Input data:
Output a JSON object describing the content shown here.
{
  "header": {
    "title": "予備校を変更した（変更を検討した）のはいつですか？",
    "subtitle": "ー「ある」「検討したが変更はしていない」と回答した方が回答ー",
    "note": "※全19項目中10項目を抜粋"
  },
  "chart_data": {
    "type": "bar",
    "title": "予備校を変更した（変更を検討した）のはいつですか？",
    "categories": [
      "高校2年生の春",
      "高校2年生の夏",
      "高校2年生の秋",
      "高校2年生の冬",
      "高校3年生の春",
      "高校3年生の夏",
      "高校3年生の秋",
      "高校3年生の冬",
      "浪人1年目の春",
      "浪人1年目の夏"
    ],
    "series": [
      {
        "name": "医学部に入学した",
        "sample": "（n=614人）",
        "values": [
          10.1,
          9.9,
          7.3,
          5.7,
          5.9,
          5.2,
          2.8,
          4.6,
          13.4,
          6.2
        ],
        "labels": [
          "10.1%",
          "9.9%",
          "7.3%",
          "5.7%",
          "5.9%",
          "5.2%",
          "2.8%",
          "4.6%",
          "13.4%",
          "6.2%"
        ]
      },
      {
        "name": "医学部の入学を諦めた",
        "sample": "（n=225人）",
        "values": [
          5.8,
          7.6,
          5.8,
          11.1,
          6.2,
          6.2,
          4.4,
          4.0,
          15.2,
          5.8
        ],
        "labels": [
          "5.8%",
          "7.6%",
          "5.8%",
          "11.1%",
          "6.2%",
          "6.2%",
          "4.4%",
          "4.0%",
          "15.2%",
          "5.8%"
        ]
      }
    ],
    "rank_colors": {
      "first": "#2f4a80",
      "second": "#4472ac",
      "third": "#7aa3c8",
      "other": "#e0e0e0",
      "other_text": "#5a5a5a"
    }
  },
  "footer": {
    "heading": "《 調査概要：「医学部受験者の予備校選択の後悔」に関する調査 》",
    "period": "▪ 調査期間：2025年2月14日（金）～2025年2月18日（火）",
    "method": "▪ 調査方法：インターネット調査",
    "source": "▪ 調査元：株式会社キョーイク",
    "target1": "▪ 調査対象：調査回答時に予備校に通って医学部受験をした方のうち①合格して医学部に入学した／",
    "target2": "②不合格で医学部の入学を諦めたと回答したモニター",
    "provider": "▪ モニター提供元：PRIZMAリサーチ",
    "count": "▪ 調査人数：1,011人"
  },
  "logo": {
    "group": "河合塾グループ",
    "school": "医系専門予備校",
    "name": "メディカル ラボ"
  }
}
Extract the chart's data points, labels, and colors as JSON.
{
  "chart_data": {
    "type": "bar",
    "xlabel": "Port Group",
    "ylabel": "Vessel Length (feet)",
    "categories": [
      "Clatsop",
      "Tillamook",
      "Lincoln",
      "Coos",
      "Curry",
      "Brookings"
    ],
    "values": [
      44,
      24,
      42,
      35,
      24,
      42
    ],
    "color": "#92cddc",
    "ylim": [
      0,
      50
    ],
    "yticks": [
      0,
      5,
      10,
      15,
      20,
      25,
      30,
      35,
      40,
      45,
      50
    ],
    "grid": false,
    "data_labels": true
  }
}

Goal:
Copy exactly the line containing "Extract the chart's" and every line after it, ending with the last line of the records above.

Answer below:
Extract the chart's data points, labels, and colors as JSON.
{
  "chart_data": {
    "type": "bar",
    "xlabel": "Port Group",
    "ylabel": "Vessel Length (feet)",
    "categories": [
      "Clatsop",
      "Tillamook",
      "Lincoln",
      "Coos",
      "Curry",
      "Brookings"
    ],
    "values": [
      44,
      24,
      42,
      35,
      24,
      42
    ],
    "color": "#92cddc",
    "ylim": [
      0,
      50
    ],
    "yticks": [
      0,
      5,
      10,
      15,
      20,
      25,
      30,
      35,
      40,
      45,
      50
    ],
    "grid": false,
    "data_labels": true
  }
}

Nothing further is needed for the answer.